**STATED TASK**
Repeat the lines that follow, leaving nothing out.

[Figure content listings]
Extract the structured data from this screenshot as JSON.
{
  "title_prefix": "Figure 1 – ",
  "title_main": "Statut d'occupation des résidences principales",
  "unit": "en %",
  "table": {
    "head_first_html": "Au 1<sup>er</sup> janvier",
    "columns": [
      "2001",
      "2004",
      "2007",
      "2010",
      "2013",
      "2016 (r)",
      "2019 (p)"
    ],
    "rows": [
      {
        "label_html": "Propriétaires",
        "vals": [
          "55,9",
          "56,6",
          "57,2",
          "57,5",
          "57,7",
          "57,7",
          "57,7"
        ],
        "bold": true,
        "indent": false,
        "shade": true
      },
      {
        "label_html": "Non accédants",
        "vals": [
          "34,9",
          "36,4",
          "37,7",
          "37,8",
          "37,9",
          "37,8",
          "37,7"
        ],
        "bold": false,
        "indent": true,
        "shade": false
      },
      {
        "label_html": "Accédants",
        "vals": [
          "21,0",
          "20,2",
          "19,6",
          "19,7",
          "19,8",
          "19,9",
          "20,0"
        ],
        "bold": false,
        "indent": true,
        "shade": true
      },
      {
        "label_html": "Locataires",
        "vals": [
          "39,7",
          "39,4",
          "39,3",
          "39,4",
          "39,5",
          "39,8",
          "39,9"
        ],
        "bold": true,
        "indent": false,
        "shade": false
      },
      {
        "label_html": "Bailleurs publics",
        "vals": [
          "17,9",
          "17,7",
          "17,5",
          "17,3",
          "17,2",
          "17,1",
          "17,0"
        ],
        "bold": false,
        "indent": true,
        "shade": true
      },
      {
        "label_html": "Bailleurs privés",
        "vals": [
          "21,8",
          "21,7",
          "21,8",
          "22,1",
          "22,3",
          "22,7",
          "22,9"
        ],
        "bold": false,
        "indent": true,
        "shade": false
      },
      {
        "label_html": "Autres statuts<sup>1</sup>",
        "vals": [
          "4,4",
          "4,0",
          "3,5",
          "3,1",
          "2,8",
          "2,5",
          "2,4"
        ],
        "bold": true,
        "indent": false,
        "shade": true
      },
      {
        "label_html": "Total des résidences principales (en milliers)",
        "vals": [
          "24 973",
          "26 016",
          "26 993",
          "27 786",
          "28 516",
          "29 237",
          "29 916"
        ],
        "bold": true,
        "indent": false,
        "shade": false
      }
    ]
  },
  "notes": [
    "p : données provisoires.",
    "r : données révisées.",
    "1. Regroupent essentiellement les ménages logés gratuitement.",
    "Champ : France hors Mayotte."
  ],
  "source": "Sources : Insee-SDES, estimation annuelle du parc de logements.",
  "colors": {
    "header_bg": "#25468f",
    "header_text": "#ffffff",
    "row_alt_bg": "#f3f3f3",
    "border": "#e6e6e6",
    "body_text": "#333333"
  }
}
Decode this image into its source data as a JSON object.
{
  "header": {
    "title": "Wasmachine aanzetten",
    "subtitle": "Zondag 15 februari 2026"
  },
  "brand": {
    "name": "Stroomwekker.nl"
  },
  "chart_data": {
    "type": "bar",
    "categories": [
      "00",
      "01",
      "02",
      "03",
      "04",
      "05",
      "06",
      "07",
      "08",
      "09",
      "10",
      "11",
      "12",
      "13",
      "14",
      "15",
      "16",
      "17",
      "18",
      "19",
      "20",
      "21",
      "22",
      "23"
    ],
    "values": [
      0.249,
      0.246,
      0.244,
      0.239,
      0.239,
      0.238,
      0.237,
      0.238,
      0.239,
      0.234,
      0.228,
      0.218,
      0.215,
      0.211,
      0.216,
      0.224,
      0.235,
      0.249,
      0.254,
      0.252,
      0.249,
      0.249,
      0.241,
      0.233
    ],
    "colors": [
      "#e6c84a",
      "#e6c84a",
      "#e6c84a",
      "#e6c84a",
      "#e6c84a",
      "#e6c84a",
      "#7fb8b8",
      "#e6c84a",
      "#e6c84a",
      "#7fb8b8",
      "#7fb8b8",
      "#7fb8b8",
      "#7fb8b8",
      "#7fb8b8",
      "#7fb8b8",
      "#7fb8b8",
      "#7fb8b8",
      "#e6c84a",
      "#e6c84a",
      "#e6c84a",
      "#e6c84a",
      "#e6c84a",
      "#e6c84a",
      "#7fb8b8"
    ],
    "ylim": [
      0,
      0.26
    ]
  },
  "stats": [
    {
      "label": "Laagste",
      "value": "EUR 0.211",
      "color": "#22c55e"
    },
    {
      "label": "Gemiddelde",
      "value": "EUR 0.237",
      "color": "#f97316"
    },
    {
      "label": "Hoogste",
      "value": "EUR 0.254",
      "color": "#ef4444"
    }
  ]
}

**TASK SOLUTION**
Extract the structured data from this screenshot as JSON.
{
  "title_prefix": "Figure 1 – ",
  "title_main": "Statut d'occupation des résidences principales",
  "unit": "en %",
  "table": {
    "head_first_html": "Au 1<sup>er</sup> janvier",
    "columns": [
      "2001",
      "2004",
      "2007",
      "2010",
      "2013",
      "2016 (r)",
      "2019 (p)"
    ],
    "rows": [
      {
        "label_html": "Propriétaires",
        "vals": [
          "55,9",
          "56,6",
          "57,2",
          "57,5",
          "57,7",
          "57,7",
          "57,7"
        ],
        "bold": true,
        "indent": false,
        "shade": true
      },
      {
        "label_html": "Non accédants",
        "vals": [
          "34,9",
          "36,4",
          "37,7",
          "37,8",
          "37,9",
          "37,8",
          "37,7"
        ],
        "bold": false,
        "indent": true,
        "shade": false
      },
      {
        "label_html": "Accédants",
        "vals": [
          "21,0",
          "20,2",
          "19,6",
          "19,7",
          "19,8",
          "19,9",
          "20,0"
        ],
        "bold": false,
        "indent": true,
        "shade": true
      },
      {
        "label_html": "Locataires",
        "vals": [
          "39,7",
          "39,4",
          "39,3",
          "39,4",
          "39,5",
          "39,8",
          "39,9"
        ],
        "bold": true,
        "indent": false,
        "shade": false
      },
      {
        "label_html": "Bailleurs publics",
        "vals": [
          "17,9",
          "17,7",
          "17,5",
          "17,3",
          "17,2",
          "17,1",
          "17,0"
        ],
        "bold": false,
        "indent": true,
        "shade": true
      },
      {
        "label_html": "Bailleurs privés",
        "vals": [
          "21,8",
          "21,7",
          "21,8",
          "22,1",
          "22,3",
          "22,7",
          "22,9"
        ],
        "bold": false,
        "indent": true,
        "shade": false
      },
      {
        "label_html": "Autres statuts<sup>1</sup>",
        "vals": [
          "4,4",
          "4,0",
          "3,5",
          "3,1",
          "2,8",
          "2,5",
          "2,4"
        ],
        "bold": true,
        "indent": false,
        "shade": true
      },
      {
        "label_html": "Total des résidences principales (en milliers)",
        "vals": [
          "24 973",
          "26 016",
          "26 993",
          "27 786",
          "28 516",
          "29 237",
          "29 916"
        ],
        "bold": true,
        "indent": false,
        "shade": false
      }
    ]
  },
  "notes": [
    "p : données provisoires.",
    "r : données révisées.",
    "1. Regroupent essentiellement les ménages logés gratuitement.",
    "Champ : France hors Mayotte."
  ],
  "source": "Sources : Insee-SDES, estimation annuelle du parc de logements.",
  "colors": {
    "header_bg": "#25468f",
    "header_text": "#ffffff",
    "row_alt_bg": "#f3f3f3",
    "border": "#e6e6e6",
    "body_text": "#333333"
  }
}
Decode this image into its source data as a JSON object.
{
  "header": {
    "title": "Wasmachine aanzetten",
    "subtitle": "Zondag 15 februari 2026"
  },
  "brand": {
    "name": "Stroomwekker.nl"
  },
  "chart_data": {
    "type": "bar",
    "categories": [
      "00",
      "01",
      "02",
      "03",
      "04",
      "05",
      "06",
      "07",
      "08",
      "09",
      "10",
      "11",
      "12",
      "13",
      "14",
      "15",
      "16",
      "17",
      "18",
      "19",
      "20",
      "21",
      "22",
      "23"
    ],
    "values": [
      0.249,
      0.246,
      0.244,
      0.239,
      0.239,
      0.238,
      0.237,
      0.238,
      0.239,
      0.234,
      0.228,
      0.218,
      0.215,
      0.211,
      0.216,
      0.224,
      0.235,
      0.249,
      0.254,
      0.252,
      0.249,
      0.249,
      0.241,
      0.233
    ],
    "colors": [
      "#e6c84a",
      "#e6c84a",
      "#e6c84a",
      "#e6c84a",
      "#e6c84a",
      "#e6c84a",
      "#7fb8b8",
      "#e6c84a",
      "#e6c84a",
      "#7fb8b8",
      "#7fb8b8",
      "#7fb8b8",
      "#7fb8b8",
      "#7fb8b8",
      "#7fb8b8",
      "#7fb8b8",
      "#7fb8b8",
      "#e6c84a",
      "#e6c84a",
      "#e6c84a",
      "#e6c84a",
      "#e6c84a",
      "#e6c84a",
      "#7fb8b8"
    ],
    "ylim": [
      0,
      0.26
    ]
  },
  "stats": [
    {
      "label": "Laagste",
      "value": "EUR 0.211",
      "color": "#22c55e"
    },
    {
      "label": "Gemiddelde",
      "value": "EUR 0.237",
      "color": "#f97316"
    },
    {
      "label": "Hoogste",
      "value": "EUR 0.254",
      "color": "#ef4444"
    }
  ]
}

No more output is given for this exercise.